Aim of the exercise: In the entries below, find every line holding the string "State" and collect it.
Start of Excerpted data
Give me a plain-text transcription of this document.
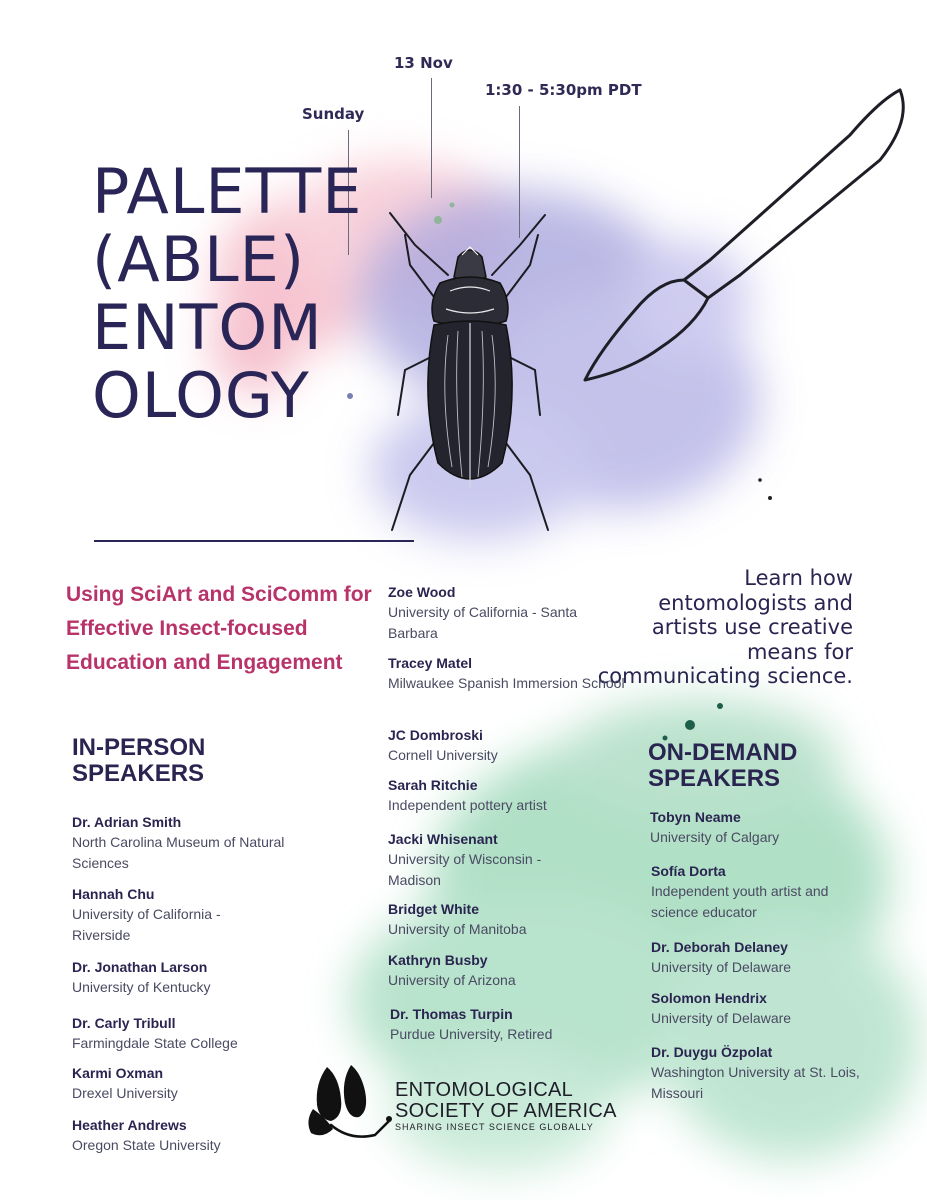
Sunday
13 Nov
1:30 - 5:30pm PDT
PALETTE
(ABLE)
ENTOM
OLOGY
Using SciArt and SciComm for Effective Insect-focused Education and Engagement
Learn how entomologists and artists use creative means for communicating science.
IN-PERSON
SPEAKERS
Dr. Adrian Smith
North Carolina Museum of Natural Sciences
Hannah Chu
University of California - Riverside
Dr. Jonathan Larson
University of Kentucky
Dr. Carly Tribull
Farmingdale State College
Karmi Oxman
Drexel University
Heather Andrews
Oregon State University
Zoe Wood
University of California - Santa Barbara
Tracey Matel
Milwaukee Spanish Immersion School
JC Dombroski
Cornell University
Sarah Ritchie
Independent pottery artist
Jacki Whisenant
University of Wisconsin - Madison
Bridget White
University of Manitoba
Kathryn Busby
University of Arizona
Dr. Thomas Turpin
Purdue University, Retired
ON-DEMAND
SPEAKERS
Tobyn Neame
University of Calgary
Sofía Dorta
Independent youth artist and science educator
Dr. Deborah Delaney
University of Delaware
Solomon Hendrix
University of Delaware
Dr. Duygu Özpolat
Washington University at St. Lois, Missouri
ENTOMOLOGICAL
SOCIETY OF AMERICA
SHARING INSECT SCIENCE GLOBALLY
End of Excerpted data
Reply to the exercise:
Farmingdale State College
Oregon State University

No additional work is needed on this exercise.